Images should be left out, and everything else in the listing reproduced exactly.

# Start of Rows

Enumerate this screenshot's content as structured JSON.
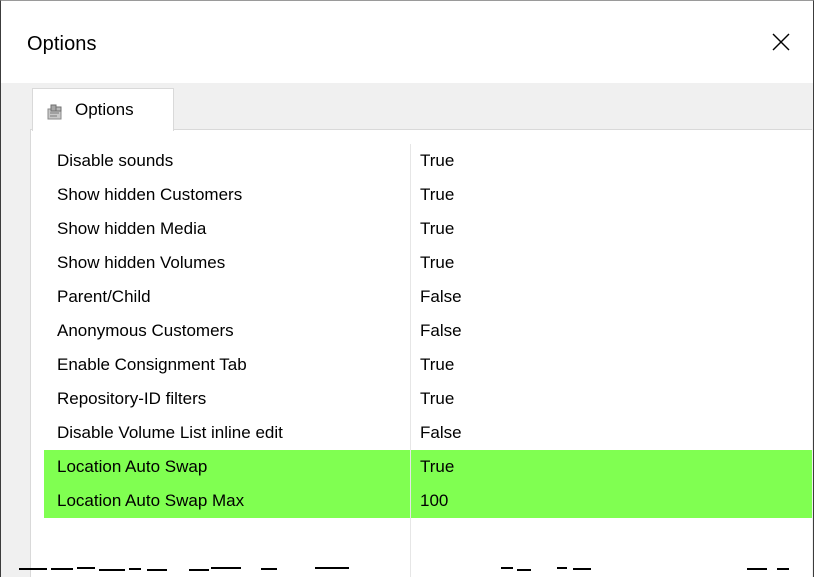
{
  "window": {
    "title": "Options",
    "close_icon": "close-icon"
  },
  "tab": {
    "label": "Options",
    "icon": "options-tab-icon"
  },
  "grid": {
    "rows": [
      {
        "name": "Disable sounds",
        "value": "True",
        "highlighted": false
      },
      {
        "name": "Show hidden Customers",
        "value": "True",
        "highlighted": false
      },
      {
        "name": "Show hidden Media",
        "value": "True",
        "highlighted": false
      },
      {
        "name": "Show hidden Volumes",
        "value": "True",
        "highlighted": false
      },
      {
        "name": "Parent/Child",
        "value": "False",
        "highlighted": false
      },
      {
        "name": "Anonymous Customers",
        "value": "False",
        "highlighted": false
      },
      {
        "name": "Enable Consignment Tab",
        "value": "True",
        "highlighted": false
      },
      {
        "name": "Repository-ID filters",
        "value": "True",
        "highlighted": false
      },
      {
        "name": "Disable Volume List inline edit",
        "value": "False",
        "highlighted": false
      },
      {
        "name": "Location Auto Swap",
        "value": "True",
        "highlighted": true
      },
      {
        "name": "Location Auto Swap Max",
        "value": "100",
        "highlighted": true
      }
    ],
    "highlight_color": "#80ff51"
  }
}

# End of Rows

Output for this exercise →
Enumerate this screenshot's content as structured JSON.
{
  "window": {
    "title": "Options",
    "close_icon": "close-icon"
  },
  "tab": {
    "label": "Options",
    "icon": "options-tab-icon"
  },
  "grid": {
    "rows": [
      {
        "name": "Disable sounds",
        "value": "True",
        "highlighted": false
      },
      {
        "name": "Show hidden Customers",
        "value": "True",
        "highlighted": false
      },
      {
        "name": "Show hidden Media",
        "value": "True",
        "highlighted": false
      },
      {
        "name": "Show hidden Volumes",
        "value": "True",
        "highlighted": false
      },
      {
        "name": "Parent/Child",
        "value": "False",
        "highlighted": false
      },
      {
        "name": "Anonymous Customers",
        "value": "False",
        "highlighted": false
      },
      {
        "name": "Enable Consignment Tab",
        "value": "True",
        "highlighted": false
      },
      {
        "name": "Repository-ID filters",
        "value": "True",
        "highlighted": false
      },
      {
        "name": "Disable Volume List inline edit",
        "value": "False",
        "highlighted": false
      },
      {
        "name": "Location Auto Swap",
        "value": "True",
        "highlighted": true
      },
      {
        "name": "Location Auto Swap Max",
        "value": "100",
        "highlighted": true
      }
    ],
    "highlight_color": "#80ff51"
  }
}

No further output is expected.